Task set:
1: From the article on Cuban émigrés and the US embargo, set down the passage between "With the growth" and "is also growing.", inclusive.
2: In the article on Cuban émigrés and the US embargo, where did the 1965 mass exodus of the first wave take place?
3: Continue the article on Cuban émigrés and the US embargo from its last sentence.

Page extract:

-*-

Cuban Émigrés and their Stances on the US Embargo

With the growth of an émigré community that has not been marked by the circumstances faced by the first wave of Cuban exiles, the number of those who support making the “embargo-blockade”* more flexible is also growing.

Pedro Campos

Photo: Elio Delgado Valdes

HAVANA TIMES — Over the past few decades, the nearly unanimous support for the US trade embargo / blockade among Cubans residing in the United States has given way to increasing calls to make these measures more flexible or to eliminate them altogether. This is what a number of polls conducted in Florida, and, more importantly, the inner logic of Cuban migration to the United States, seem to suggest.

Making these sanctions more flexible or eliminating them, in fact, has become an electoral campaign issue in Florida.

This article aims to help explain the causes behind these changes.

The First Wave of Exiles

The first wave of émigrés (including the mass exodus that took place in Camarioca in 1965) was chiefly prompted by the social commotion unleashed by the triumph of the popular insurrection of 1959 and the confrontations sparked off by the economic and political measures of the new government.

Among the émigrés were groups with ties to Fulgencio Batista’s dictatorship (including its more notorious repressors), those who took part in the revolution and, as early as 1959, decided to confront Fidel Castro’s government (considering it a betrayal of the democratic ideals that had united them in the struggle against Batista), and sectors of the middle and high bourgeoisie that were expropriated by the de facto government and opposed the latter politically (and sometimes violently).

Most of those who left in these first exoduses did so with their families or became reunited with their relatives in subsequent years.

Naturally, and as was to be expected, these first groups have been characterized by their belligerence and have always aspired to overthrow the government through any means possible, owing to the bloody confrontations that took place before and after 1959 and the forceful nationalization of their properties, carried out in the name of a “socialist” system that has never existed.

Everything done during the first years of the revolution – without previously restoring the democratic mechanisms that had been the primary aim of the struggle against Batista – relied on the use of violence and ended up generating more violence.

-*-

Element and box listings
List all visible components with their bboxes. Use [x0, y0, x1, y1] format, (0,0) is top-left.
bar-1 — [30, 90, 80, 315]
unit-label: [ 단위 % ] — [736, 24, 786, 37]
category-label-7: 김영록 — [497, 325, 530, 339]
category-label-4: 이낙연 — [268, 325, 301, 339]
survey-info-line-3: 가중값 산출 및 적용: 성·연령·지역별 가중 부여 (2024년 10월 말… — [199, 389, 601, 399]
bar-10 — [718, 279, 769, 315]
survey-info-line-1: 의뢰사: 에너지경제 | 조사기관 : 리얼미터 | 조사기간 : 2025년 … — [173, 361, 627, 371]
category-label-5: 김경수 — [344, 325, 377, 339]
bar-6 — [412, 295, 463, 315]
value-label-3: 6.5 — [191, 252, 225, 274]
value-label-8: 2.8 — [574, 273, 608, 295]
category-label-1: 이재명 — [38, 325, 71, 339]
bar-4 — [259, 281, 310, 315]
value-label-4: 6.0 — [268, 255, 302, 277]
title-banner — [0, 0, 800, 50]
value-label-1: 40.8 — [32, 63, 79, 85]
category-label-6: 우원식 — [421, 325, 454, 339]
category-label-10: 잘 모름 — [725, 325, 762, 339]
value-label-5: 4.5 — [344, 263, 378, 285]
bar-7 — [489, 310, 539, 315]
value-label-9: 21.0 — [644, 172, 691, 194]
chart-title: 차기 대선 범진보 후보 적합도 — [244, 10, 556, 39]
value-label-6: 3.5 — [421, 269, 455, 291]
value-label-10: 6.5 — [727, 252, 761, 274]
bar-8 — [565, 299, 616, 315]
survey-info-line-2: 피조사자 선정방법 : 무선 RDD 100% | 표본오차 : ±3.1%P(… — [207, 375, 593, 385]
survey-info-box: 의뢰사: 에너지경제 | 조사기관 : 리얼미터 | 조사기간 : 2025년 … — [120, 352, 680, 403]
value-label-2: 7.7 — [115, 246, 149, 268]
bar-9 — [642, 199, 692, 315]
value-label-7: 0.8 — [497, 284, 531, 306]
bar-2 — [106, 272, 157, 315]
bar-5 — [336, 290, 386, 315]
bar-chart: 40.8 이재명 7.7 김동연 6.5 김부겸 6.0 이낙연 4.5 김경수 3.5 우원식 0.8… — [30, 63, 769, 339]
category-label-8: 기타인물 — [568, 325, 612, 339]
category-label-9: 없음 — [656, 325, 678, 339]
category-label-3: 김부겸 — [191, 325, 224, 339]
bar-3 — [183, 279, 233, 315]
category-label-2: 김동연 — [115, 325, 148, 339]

-*-

Answer set:
1:
With the growth of an émigré community that has not been marked by the circumstances faced by the first wave of Cuban exiles, the number of those who support making the “embargo-blockade”* more flexible is also growing.

2: Camarioca.

3:
The first generations of émigrés who were affected by and suffered the violence of those measures imposed on them in a non-democratic manner were and continue to be the main supporters of the embargo and the subsequent strengthening of its provisions (Torricelli and Helms-Burton Acts). They are the same generations who have contributed to the more extreme policies of US administrations in their battle against “communism” in Cuba and its spread across the region.

Cuban-born figures who have attained important positions within the US government come from those first waves of émigrés and have been key in the development of the more drastic policies the United States has adopted against Cuba, policies that have hurt the Cuban people more than their government.

Later Waves of Émigrés

Later exoduses, by contrast, aren’t related to those initial armed conflicts or the nationalization of properties carried out during the first years of the revolution. They include the Mariel Exodus (1980) those that reached a peak in 1994, with the balseros crisis, and the ones that have been taking place through all traditional routes, facilitated by Cuba’s recent migratory reforms.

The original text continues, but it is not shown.